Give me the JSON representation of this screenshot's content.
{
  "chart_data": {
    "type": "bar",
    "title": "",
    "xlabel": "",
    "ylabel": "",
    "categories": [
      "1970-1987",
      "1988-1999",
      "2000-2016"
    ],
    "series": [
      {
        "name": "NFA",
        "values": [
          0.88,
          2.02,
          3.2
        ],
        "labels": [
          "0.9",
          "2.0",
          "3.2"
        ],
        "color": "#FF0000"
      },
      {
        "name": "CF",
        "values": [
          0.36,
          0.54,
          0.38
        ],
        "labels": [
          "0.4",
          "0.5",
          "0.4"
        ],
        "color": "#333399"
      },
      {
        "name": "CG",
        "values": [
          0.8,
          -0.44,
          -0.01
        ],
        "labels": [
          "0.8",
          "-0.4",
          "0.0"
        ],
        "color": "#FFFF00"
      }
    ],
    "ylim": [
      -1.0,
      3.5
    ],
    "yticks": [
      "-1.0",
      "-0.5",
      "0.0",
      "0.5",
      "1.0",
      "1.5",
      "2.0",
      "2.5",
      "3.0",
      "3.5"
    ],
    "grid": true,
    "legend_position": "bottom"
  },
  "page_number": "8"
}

▬▬▬

Instructions to follow |
In the entries above, how many lines hold the word "color"? State the number and nothing else.

Result of the exercise |
3